__SET EXERCISE__:
Filter the data below for the string "Output" and copy each matching line.

[EXERCISE MATERIALS start]

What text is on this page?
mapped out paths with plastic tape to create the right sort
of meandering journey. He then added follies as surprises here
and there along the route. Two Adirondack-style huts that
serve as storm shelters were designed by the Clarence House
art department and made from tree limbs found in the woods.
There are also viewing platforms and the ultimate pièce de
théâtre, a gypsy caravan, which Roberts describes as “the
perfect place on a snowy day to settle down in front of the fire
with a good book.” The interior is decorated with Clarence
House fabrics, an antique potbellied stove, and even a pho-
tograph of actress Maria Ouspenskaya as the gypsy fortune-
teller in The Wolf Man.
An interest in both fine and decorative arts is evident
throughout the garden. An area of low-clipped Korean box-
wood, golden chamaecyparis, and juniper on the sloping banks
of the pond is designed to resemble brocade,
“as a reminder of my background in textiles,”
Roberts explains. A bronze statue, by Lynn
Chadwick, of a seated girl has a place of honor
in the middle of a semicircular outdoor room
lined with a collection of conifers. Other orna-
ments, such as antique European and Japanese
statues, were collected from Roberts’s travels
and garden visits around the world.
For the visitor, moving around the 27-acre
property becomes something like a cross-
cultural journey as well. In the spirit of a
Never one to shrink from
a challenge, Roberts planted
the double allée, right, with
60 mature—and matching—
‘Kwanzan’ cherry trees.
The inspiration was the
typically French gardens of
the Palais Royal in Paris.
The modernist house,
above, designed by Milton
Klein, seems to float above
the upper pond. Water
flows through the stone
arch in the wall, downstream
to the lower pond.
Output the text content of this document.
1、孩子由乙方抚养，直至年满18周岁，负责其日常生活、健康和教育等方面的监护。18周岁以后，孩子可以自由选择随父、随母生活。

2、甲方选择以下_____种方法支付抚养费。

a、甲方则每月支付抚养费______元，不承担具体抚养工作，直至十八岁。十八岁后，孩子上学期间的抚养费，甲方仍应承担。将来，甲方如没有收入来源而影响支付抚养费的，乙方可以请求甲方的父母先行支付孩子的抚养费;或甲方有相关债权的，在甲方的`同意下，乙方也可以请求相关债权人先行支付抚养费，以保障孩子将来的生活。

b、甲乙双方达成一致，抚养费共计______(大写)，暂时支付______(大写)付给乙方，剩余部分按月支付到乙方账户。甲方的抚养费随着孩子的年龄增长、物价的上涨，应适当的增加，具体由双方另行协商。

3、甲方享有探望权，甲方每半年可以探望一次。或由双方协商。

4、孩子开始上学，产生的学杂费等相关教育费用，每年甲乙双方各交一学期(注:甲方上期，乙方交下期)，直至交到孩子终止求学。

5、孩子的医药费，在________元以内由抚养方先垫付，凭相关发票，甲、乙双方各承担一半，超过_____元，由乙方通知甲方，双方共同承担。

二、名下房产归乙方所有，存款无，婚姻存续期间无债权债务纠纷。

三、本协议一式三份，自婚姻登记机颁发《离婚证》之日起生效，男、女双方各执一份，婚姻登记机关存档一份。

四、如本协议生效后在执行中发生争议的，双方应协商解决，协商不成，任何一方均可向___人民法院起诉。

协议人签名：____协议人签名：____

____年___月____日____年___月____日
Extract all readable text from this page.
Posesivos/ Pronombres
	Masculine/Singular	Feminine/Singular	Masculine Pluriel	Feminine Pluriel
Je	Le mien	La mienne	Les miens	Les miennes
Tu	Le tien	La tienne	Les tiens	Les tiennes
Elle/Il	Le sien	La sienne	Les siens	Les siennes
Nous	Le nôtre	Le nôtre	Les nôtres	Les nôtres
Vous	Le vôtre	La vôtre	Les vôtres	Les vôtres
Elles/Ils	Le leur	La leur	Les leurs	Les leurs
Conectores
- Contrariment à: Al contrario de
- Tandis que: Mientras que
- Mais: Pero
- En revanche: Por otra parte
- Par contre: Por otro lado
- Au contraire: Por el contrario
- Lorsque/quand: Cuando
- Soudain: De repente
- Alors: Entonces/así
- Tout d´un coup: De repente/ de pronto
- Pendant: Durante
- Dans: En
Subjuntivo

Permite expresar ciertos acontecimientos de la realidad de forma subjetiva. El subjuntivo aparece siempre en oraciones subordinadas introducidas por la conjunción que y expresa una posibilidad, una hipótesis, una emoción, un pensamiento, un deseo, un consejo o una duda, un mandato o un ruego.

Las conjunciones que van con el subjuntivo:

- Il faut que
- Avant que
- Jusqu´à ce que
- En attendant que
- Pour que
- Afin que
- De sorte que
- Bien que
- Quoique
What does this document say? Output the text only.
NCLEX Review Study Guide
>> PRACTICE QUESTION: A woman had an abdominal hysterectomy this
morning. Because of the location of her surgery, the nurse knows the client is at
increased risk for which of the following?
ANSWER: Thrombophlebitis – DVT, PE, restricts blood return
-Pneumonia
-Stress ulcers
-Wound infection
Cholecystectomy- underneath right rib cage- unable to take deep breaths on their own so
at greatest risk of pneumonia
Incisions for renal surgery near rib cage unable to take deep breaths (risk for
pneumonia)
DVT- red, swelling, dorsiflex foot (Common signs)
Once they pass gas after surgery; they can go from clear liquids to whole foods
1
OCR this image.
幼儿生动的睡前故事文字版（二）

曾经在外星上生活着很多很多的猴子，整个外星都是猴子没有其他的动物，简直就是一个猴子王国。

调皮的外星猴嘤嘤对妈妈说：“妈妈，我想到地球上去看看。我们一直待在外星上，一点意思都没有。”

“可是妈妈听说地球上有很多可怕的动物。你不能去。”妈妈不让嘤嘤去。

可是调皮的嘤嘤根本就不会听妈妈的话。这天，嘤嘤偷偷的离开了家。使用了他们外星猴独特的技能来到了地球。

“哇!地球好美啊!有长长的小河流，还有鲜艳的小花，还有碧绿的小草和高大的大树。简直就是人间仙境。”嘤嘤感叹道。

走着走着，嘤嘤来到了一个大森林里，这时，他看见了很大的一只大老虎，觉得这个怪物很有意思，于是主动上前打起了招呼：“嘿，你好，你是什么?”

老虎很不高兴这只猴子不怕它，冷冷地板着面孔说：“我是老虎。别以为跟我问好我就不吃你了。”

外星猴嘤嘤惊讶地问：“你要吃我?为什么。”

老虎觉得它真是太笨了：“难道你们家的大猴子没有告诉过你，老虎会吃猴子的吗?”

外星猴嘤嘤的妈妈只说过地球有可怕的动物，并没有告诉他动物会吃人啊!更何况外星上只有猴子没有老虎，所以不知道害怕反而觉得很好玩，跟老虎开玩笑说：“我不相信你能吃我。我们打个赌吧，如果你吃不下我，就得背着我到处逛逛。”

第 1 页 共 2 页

[EXERCISE MATERIALS end]

__TASK SOLUTION__:
Output the text content of this document.
What does this document say? Output the text only.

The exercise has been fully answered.